** start Extracted entries **
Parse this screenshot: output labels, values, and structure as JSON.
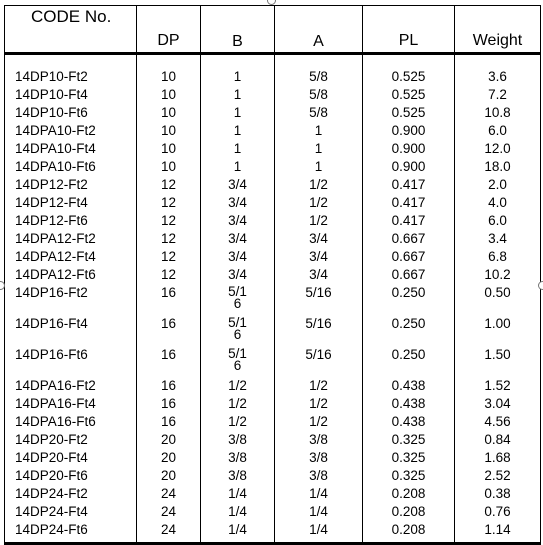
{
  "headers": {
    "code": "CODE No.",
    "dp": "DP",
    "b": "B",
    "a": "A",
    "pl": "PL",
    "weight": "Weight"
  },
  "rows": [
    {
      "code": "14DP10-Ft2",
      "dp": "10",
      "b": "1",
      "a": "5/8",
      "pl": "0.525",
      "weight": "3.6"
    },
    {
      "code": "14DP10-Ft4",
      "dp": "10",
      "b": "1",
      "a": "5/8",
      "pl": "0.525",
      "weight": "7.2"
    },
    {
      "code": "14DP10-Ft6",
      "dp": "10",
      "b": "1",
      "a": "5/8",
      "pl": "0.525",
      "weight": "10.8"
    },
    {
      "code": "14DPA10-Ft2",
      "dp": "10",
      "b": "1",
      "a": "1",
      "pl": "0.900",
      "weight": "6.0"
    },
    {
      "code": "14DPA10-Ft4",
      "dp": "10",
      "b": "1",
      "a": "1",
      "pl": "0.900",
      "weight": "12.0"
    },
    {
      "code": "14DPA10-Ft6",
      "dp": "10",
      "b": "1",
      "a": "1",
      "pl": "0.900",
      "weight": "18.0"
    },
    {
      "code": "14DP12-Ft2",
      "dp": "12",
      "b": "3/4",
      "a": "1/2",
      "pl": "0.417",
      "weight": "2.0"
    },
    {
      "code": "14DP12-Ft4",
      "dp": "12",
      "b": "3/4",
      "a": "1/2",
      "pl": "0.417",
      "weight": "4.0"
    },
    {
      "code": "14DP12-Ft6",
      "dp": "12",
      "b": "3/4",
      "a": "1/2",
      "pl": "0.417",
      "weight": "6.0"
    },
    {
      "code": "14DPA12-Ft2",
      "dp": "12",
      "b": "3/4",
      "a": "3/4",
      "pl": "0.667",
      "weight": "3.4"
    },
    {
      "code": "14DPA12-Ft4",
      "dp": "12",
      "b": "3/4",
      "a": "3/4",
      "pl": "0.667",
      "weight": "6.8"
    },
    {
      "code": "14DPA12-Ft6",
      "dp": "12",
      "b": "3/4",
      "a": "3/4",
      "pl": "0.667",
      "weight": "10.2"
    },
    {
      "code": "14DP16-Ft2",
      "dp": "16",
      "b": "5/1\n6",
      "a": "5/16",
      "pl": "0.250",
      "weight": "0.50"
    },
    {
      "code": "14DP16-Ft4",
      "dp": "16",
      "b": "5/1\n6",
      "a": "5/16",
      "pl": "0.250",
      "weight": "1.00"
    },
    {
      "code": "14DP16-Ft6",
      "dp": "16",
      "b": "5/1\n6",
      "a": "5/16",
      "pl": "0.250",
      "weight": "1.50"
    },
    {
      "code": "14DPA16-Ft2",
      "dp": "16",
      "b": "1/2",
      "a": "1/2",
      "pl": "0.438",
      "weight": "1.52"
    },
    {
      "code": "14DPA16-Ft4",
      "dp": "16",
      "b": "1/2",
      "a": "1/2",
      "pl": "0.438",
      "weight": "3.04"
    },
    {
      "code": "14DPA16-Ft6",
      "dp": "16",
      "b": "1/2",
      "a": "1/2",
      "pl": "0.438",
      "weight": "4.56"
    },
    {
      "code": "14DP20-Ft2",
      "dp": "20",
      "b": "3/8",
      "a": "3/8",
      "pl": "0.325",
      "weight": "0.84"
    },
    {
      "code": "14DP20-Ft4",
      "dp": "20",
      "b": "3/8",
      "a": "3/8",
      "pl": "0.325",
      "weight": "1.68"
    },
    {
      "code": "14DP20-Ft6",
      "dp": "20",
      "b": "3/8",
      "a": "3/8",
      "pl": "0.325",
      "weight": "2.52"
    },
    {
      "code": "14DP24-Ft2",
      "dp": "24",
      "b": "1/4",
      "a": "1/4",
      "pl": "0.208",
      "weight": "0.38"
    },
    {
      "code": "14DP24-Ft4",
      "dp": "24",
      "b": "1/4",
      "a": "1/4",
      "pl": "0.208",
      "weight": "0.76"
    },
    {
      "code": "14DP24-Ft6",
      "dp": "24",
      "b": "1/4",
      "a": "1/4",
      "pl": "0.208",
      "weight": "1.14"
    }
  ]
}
** end Extracted entries **
Task brief: Quote every record above exactly, leaving out the pictures.

Reply to the task:
Parse this screenshot: output labels, values, and structure as JSON.
{
  "headers": {
    "code": "CODE No.",
    "dp": "DP",
    "b": "B",
    "a": "A",
    "pl": "PL",
    "weight": "Weight"
  },
  "rows": [
    {
      "code": "14DP10-Ft2",
      "dp": "10",
      "b": "1",
      "a": "5/8",
      "pl": "0.525",
      "weight": "3.6"
    },
    {
      "code": "14DP10-Ft4",
      "dp": "10",
      "b": "1",
      "a": "5/8",
      "pl": "0.525",
      "weight": "7.2"
    },
    {
      "code": "14DP10-Ft6",
      "dp": "10",
      "b": "1",
      "a": "5/8",
      "pl": "0.525",
      "weight": "10.8"
    },
    {
      "code": "14DPA10-Ft2",
      "dp": "10",
      "b": "1",
      "a": "1",
      "pl": "0.900",
      "weight": "6.0"
    },
    {
      "code": "14DPA10-Ft4",
      "dp": "10",
      "b": "1",
      "a": "1",
      "pl": "0.900",
      "weight": "12.0"
    },
    {
      "code": "14DPA10-Ft6",
      "dp": "10",
      "b": "1",
      "a": "1",
      "pl": "0.900",
      "weight": "18.0"
    },
    {
      "code": "14DP12-Ft2",
      "dp": "12",
      "b": "3/4",
      "a": "1/2",
      "pl": "0.417",
      "weight": "2.0"
    },
    {
      "code": "14DP12-Ft4",
      "dp": "12",
      "b": "3/4",
      "a": "1/2",
      "pl": "0.417",
      "weight": "4.0"
    },
    {
      "code": "14DP12-Ft6",
      "dp": "12",
      "b": "3/4",
      "a": "1/2",
      "pl": "0.417",
      "weight": "6.0"
    },
    {
      "code": "14DPA12-Ft2",
      "dp": "12",
      "b": "3/4",
      "a": "3/4",
      "pl": "0.667",
      "weight": "3.4"
    },
    {
      "code": "14DPA12-Ft4",
      "dp": "12",
      "b": "3/4",
      "a": "3/4",
      "pl": "0.667",
      "weight": "6.8"
    },
    {
      "code": "14DPA12-Ft6",
      "dp": "12",
      "b": "3/4",
      "a": "3/4",
      "pl": "0.667",
      "weight": "10.2"
    },
    {
      "code": "14DP16-Ft2",
      "dp": "16",
      "b": "5/1\n6",
      "a": "5/16",
      "pl": "0.250",
      "weight": "0.50"
    },
    {
      "code": "14DP16-Ft4",
      "dp": "16",
      "b": "5/1\n6",
      "a": "5/16",
      "pl": "0.250",
      "weight": "1.00"
    },
    {
      "code": "14DP16-Ft6",
      "dp": "16",
      "b": "5/1\n6",
      "a": "5/16",
      "pl": "0.250",
      "weight": "1.50"
    },
    {
      "code": "14DPA16-Ft2",
      "dp": "16",
      "b": "1/2",
      "a": "1/2",
      "pl": "0.438",
      "weight": "1.52"
    },
    {
      "code": "14DPA16-Ft4",
      "dp": "16",
      "b": "1/2",
      "a": "1/2",
      "pl": "0.438",
      "weight": "3.04"
    },
    {
      "code": "14DPA16-Ft6",
      "dp": "16",
      "b": "1/2",
      "a": "1/2",
      "pl": "0.438",
      "weight": "4.56"
    },
    {
      "code": "14DP20-Ft2",
      "dp": "20",
      "b": "3/8",
      "a": "3/8",
      "pl": "0.325",
      "weight": "0.84"
    },
    {
      "code": "14DP20-Ft4",
      "dp": "20",
      "b": "3/8",
      "a": "3/8",
      "pl": "0.325",
      "weight": "1.68"
    },
    {
      "code": "14DP20-Ft6",
      "dp": "20",
      "b": "3/8",
      "a": "3/8",
      "pl": "0.325",
      "weight": "2.52"
    },
    {
      "code": "14DP24-Ft2",
      "dp": "24",
      "b": "1/4",
      "a": "1/4",
      "pl": "0.208",
      "weight": "0.38"
    },
    {
      "code": "14DP24-Ft4",
      "dp": "24",
      "b": "1/4",
      "a": "1/4",
      "pl": "0.208",
      "weight": "0.76"
    },
    {
      "code": "14DP24-Ft6",
      "dp": "24",
      "b": "1/4",
      "a": "1/4",
      "pl": "0.208",
      "weight": "1.14"
    }
  ]
}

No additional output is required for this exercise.